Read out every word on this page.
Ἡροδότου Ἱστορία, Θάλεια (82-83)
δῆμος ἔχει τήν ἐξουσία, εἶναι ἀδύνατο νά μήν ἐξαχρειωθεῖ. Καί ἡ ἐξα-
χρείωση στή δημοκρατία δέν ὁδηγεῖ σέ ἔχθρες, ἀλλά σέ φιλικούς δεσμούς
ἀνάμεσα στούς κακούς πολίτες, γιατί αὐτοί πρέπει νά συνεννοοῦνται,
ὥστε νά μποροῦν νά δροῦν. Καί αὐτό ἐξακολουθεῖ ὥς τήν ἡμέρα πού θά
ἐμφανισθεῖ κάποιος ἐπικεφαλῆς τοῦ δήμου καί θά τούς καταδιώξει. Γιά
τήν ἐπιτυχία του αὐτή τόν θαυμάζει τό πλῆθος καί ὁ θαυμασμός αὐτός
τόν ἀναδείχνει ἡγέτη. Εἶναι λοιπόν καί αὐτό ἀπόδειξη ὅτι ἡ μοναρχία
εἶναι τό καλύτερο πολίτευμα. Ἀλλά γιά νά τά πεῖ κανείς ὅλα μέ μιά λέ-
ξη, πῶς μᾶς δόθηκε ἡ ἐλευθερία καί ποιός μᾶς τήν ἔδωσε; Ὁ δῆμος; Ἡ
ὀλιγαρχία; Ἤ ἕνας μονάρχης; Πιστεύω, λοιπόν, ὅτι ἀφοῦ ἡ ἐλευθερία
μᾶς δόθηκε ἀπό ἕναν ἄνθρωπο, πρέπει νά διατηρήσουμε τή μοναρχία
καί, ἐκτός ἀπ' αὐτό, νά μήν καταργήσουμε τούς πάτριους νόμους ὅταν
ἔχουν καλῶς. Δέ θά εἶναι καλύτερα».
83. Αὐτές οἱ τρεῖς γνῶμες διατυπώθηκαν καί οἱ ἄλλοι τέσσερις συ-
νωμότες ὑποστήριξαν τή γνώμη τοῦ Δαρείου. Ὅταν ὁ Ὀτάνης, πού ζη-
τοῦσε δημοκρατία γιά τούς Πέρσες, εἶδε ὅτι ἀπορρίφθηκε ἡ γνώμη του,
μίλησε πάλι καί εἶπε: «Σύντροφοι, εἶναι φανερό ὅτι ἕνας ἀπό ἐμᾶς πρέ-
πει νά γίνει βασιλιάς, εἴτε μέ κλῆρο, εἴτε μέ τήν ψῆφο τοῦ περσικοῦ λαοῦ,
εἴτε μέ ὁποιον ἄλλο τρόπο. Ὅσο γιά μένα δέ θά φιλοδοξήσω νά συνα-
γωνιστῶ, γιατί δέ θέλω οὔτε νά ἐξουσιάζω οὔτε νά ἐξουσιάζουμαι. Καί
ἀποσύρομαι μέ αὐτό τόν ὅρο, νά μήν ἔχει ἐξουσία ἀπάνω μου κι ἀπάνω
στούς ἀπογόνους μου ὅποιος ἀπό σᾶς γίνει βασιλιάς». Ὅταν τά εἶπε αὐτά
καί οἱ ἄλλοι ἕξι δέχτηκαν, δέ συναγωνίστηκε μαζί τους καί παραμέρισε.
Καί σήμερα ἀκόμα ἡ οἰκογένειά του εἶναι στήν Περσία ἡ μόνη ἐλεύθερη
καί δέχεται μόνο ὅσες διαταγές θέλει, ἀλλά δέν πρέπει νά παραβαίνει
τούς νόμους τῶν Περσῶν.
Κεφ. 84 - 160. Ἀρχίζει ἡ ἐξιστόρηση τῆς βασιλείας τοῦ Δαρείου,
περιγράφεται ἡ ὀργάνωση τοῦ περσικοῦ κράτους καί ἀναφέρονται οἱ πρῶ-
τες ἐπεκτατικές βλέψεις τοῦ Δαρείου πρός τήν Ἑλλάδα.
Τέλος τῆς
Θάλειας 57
######
▶ **Aim**
Reproduce the full set of records precisely.

▶ **Task result**
Read out every word on this page.
Ἡροδότου Ἱστορία, Θάλεια (82-83)
δῆμος ἔχει τήν ἐξουσία, εἶναι ἀδύνατο νά μήν ἐξαχρειωθεῖ. Καί ἡ ἐξα-
χρείωση στή δημοκρατία δέν ὁδηγεῖ σέ ἔχθρες, ἀλλά σέ φιλικούς δεσμούς
ἀνάμεσα στούς κακούς πολίτες, γιατί αὐτοί πρέπει νά συνεννοοῦνται,
ὥστε νά μποροῦν νά δροῦν. Καί αὐτό ἐξακολουθεῖ ὥς τήν ἡμέρα πού θά
ἐμφανισθεῖ κάποιος ἐπικεφαλῆς τοῦ δήμου καί θά τούς καταδιώξει. Γιά
τήν ἐπιτυχία του αὐτή τόν θαυμάζει τό πλῆθος καί ὁ θαυμασμός αὐτός
τόν ἀναδείχνει ἡγέτη. Εἶναι λοιπόν καί αὐτό ἀπόδειξη ὅτι ἡ μοναρχία
εἶναι τό καλύτερο πολίτευμα. Ἀλλά γιά νά τά πεῖ κανείς ὅλα μέ μιά λέ-
ξη, πῶς μᾶς δόθηκε ἡ ἐλευθερία καί ποιός μᾶς τήν ἔδωσε; Ὁ δῆμος; Ἡ
ὀλιγαρχία; Ἤ ἕνας μονάρχης; Πιστεύω, λοιπόν, ὅτι ἀφοῦ ἡ ἐλευθερία
μᾶς δόθηκε ἀπό ἕναν ἄνθρωπο, πρέπει νά διατηρήσουμε τή μοναρχία
καί, ἐκτός ἀπ' αὐτό, νά μήν καταργήσουμε τούς πάτριους νόμους ὅταν
ἔχουν καλῶς. Δέ θά εἶναι καλύτερα».
83. Αὐτές οἱ τρεῖς γνῶμες διατυπώθηκαν καί οἱ ἄλλοι τέσσερις συ-
νωμότες ὑποστήριξαν τή γνώμη τοῦ Δαρείου. Ὅταν ὁ Ὀτάνης, πού ζη-
τοῦσε δημοκρατία γιά τούς Πέρσες, εἶδε ὅτι ἀπορρίφθηκε ἡ γνώμη του,
μίλησε πάλι καί εἶπε: «Σύντροφοι, εἶναι φανερό ὅτι ἕνας ἀπό ἐμᾶς πρέ-
πει νά γίνει βασιλιάς, εἴτε μέ κλῆρο, εἴτε μέ τήν ψῆφο τοῦ περσικοῦ λαοῦ,
εἴτε μέ ὁποιον ἄλλο τρόπο. Ὅσο γιά μένα δέ θά φιλοδοξήσω νά συνα-
γωνιστῶ, γιατί δέ θέλω οὔτε νά ἐξουσιάζω οὔτε νά ἐξουσιάζουμαι. Καί
ἀποσύρομαι μέ αὐτό τόν ὅρο, νά μήν ἔχει ἐξουσία ἀπάνω μου κι ἀπάνω
στούς ἀπογόνους μου ὅποιος ἀπό σᾶς γίνει βασιλιάς». Ὅταν τά εἶπε αὐτά
καί οἱ ἄλλοι ἕξι δέχτηκαν, δέ συναγωνίστηκε μαζί τους καί παραμέρισε.
Καί σήμερα ἀκόμα ἡ οἰκογένειά του εἶναι στήν Περσία ἡ μόνη ἐλεύθερη
καί δέχεται μόνο ὅσες διαταγές θέλει, ἀλλά δέν πρέπει νά παραβαίνει
τούς νόμους τῶν Περσῶν.
Κεφ. 84 - 160. Ἀρχίζει ἡ ἐξιστόρηση τῆς βασιλείας τοῦ Δαρείου,
περιγράφεται ἡ ὀργάνωση τοῦ περσικοῦ κράτους καί ἀναφέρονται οἱ πρῶ-
τες ἐπεκτατικές βλέψεις τοῦ Δαρείου πρός τήν Ἑλλάδα.
Τέλος τῆς
Θάλειας 57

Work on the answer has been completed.